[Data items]
============
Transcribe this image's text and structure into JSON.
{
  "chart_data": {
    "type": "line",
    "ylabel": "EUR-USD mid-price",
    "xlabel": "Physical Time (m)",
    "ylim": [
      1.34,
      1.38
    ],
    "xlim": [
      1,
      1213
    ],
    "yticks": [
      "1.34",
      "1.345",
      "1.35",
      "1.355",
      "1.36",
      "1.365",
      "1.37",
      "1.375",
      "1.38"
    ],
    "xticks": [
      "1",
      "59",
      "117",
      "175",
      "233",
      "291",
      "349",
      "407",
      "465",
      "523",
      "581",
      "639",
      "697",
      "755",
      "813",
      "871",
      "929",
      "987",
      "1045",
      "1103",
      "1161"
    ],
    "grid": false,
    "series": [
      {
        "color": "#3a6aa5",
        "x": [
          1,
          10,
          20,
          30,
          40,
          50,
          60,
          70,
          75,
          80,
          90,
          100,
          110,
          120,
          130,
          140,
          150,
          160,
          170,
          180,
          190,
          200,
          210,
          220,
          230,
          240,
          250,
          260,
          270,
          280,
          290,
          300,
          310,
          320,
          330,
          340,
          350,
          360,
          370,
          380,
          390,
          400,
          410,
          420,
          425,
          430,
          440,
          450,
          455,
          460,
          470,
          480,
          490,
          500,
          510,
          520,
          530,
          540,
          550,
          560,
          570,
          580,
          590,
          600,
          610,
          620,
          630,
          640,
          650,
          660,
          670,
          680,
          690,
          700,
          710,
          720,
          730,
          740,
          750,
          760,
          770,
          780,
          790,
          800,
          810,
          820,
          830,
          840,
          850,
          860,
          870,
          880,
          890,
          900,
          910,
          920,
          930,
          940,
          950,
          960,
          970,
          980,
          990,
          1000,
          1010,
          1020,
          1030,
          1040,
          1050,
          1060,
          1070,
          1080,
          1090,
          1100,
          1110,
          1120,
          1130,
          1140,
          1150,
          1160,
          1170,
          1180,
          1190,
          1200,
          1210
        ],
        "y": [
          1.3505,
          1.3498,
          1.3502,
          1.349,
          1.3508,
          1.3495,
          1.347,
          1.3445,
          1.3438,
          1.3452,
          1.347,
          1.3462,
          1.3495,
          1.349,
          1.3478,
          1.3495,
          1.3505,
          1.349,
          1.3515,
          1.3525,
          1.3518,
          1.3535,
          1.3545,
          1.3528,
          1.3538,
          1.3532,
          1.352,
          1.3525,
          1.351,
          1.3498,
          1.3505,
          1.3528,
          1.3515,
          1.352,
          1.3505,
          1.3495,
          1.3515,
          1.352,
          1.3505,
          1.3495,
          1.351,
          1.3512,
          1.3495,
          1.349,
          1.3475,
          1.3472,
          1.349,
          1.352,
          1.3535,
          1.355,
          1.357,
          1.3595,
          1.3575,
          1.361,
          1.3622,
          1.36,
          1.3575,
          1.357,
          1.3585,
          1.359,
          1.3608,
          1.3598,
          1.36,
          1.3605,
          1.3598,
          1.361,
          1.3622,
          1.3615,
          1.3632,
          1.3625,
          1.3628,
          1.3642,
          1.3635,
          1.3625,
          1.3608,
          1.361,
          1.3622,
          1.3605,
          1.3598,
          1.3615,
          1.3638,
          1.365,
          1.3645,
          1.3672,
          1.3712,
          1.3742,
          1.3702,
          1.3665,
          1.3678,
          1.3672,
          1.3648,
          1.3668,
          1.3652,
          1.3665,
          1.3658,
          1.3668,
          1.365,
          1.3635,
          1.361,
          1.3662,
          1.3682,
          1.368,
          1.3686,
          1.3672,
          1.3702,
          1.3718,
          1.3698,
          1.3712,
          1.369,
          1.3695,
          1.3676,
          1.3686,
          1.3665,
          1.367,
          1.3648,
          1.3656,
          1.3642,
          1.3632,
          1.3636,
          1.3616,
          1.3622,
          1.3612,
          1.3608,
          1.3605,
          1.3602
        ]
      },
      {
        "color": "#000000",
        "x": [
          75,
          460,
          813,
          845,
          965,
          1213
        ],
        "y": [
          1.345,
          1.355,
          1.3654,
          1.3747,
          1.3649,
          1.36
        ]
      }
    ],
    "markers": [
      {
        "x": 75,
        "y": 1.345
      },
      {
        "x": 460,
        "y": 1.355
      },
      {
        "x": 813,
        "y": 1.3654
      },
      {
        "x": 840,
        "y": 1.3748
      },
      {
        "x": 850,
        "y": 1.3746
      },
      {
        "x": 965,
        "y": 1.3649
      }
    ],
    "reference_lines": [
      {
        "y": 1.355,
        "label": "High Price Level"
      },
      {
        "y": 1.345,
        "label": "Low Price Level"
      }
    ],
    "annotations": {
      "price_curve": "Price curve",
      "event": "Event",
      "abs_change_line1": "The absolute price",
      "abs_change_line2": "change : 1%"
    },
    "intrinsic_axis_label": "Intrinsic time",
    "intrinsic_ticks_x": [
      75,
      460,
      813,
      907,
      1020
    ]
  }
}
============
§ Problem requirements:
Take the entries above and transcribe them exactly.

§ Task result:
Transcribe this image's text and structure into JSON.
{
  "chart_data": {
    "type": "line",
    "ylabel": "EUR-USD mid-price",
    "xlabel": "Physical Time (m)",
    "ylim": [
      1.34,
      1.38
    ],
    "xlim": [
      1,
      1213
    ],
    "yticks": [
      "1.34",
      "1.345",
      "1.35",
      "1.355",
      "1.36",
      "1.365",
      "1.37",
      "1.375",
      "1.38"
    ],
    "xticks": [
      "1",
      "59",
      "117",
      "175",
      "233",
      "291",
      "349",
      "407",
      "465",
      "523",
      "581",
      "639",
      "697",
      "755",
      "813",
      "871",
      "929",
      "987",
      "1045",
      "1103",
      "1161"
    ],
    "grid": false,
    "series": [
      {
        "color": "#3a6aa5",
        "x": [
          1,
          10,
          20,
          30,
          40,
          50,
          60,
          70,
          75,
          80,
          90,
          100,
          110,
          120,
          130,
          140,
          150,
          160,
          170,
          180,
          190,
          200,
          210,
          220,
          230,
          240,
          250,
          260,
          270,
          280,
          290,
          300,
          310,
          320,
          330,
          340,
          350,
          360,
          370,
          380,
          390,
          400,
          410,
          420,
          425,
          430,
          440,
          450,
          455,
          460,
          470,
          480,
          490,
          500,
          510,
          520,
          530,
          540,
          550,
          560,
          570,
          580,
          590,
          600,
          610,
          620,
          630,
          640,
          650,
          660,
          670,
          680,
          690,
          700,
          710,
          720,
          730,
          740,
          750,
          760,
          770,
          780,
          790,
          800,
          810,
          820,
          830,
          840,
          850,
          860,
          870,
          880,
          890,
          900,
          910,
          920,
          930,
          940,
          950,
          960,
          970,
          980,
          990,
          1000,
          1010,
          1020,
          1030,
          1040,
          1050,
          1060,
          1070,
          1080,
          1090,
          1100,
          1110,
          1120,
          1130,
          1140,
          1150,
          1160,
          1170,
          1180,
          1190,
          1200,
          1210
        ],
        "y": [
          1.3505,
          1.3498,
          1.3502,
          1.349,
          1.3508,
          1.3495,
          1.347,
          1.3445,
          1.3438,
          1.3452,
          1.347,
          1.3462,
          1.3495,
          1.349,
          1.3478,
          1.3495,
          1.3505,
          1.349,
          1.3515,
          1.3525,
          1.3518,
          1.3535,
          1.3545,
          1.3528,
          1.3538,
          1.3532,
          1.352,
          1.3525,
          1.351,
          1.3498,
          1.3505,
          1.3528,
          1.3515,
          1.352,
          1.3505,
          1.3495,
          1.3515,
          1.352,
          1.3505,
          1.3495,
          1.351,
          1.3512,
          1.3495,
          1.349,
          1.3475,
          1.3472,
          1.349,
          1.352,
          1.3535,
          1.355,
          1.357,
          1.3595,
          1.3575,
          1.361,
          1.3622,
          1.36,
          1.3575,
          1.357,
          1.3585,
          1.359,
          1.3608,
          1.3598,
          1.36,
          1.3605,
          1.3598,
          1.361,
          1.3622,
          1.3615,
          1.3632,
          1.3625,
          1.3628,
          1.3642,
          1.3635,
          1.3625,
          1.3608,
          1.361,
          1.3622,
          1.3605,
          1.3598,
          1.3615,
          1.3638,
          1.365,
          1.3645,
          1.3672,
          1.3712,
          1.3742,
          1.3702,
          1.3665,
          1.3678,
          1.3672,
          1.3648,
          1.3668,
          1.3652,
          1.3665,
          1.3658,
          1.3668,
          1.365,
          1.3635,
          1.361,
          1.3662,
          1.3682,
          1.368,
          1.3686,
          1.3672,
          1.3702,
          1.3718,
          1.3698,
          1.3712,
          1.369,
          1.3695,
          1.3676,
          1.3686,
          1.3665,
          1.367,
          1.3648,
          1.3656,
          1.3642,
          1.3632,
          1.3636,
          1.3616,
          1.3622,
          1.3612,
          1.3608,
          1.3605,
          1.3602
        ]
      },
      {
        "color": "#000000",
        "x": [
          75,
          460,
          813,
          845,
          965,
          1213
        ],
        "y": [
          1.345,
          1.355,
          1.3654,
          1.3747,
          1.3649,
          1.36
        ]
      }
    ],
    "markers": [
      {
        "x": 75,
        "y": 1.345
      },
      {
        "x": 460,
        "y": 1.355
      },
      {
        "x": 813,
        "y": 1.3654
      },
      {
        "x": 840,
        "y": 1.3748
      },
      {
        "x": 850,
        "y": 1.3746
      },
      {
        "x": 965,
        "y": 1.3649
      }
    ],
    "reference_lines": [
      {
        "y": 1.355,
        "label": "High Price Level"
      },
      {
        "y": 1.345,
        "label": "Low Price Level"
      }
    ],
    "annotations": {
      "price_curve": "Price curve",
      "event": "Event",
      "abs_change_line1": "The absolute price",
      "abs_change_line2": "change : 1%"
    },
    "intrinsic_axis_label": "Intrinsic time",
    "intrinsic_ticks_x": [
      75,
      460,
      813,
      907,
      1020
    ]
  }
}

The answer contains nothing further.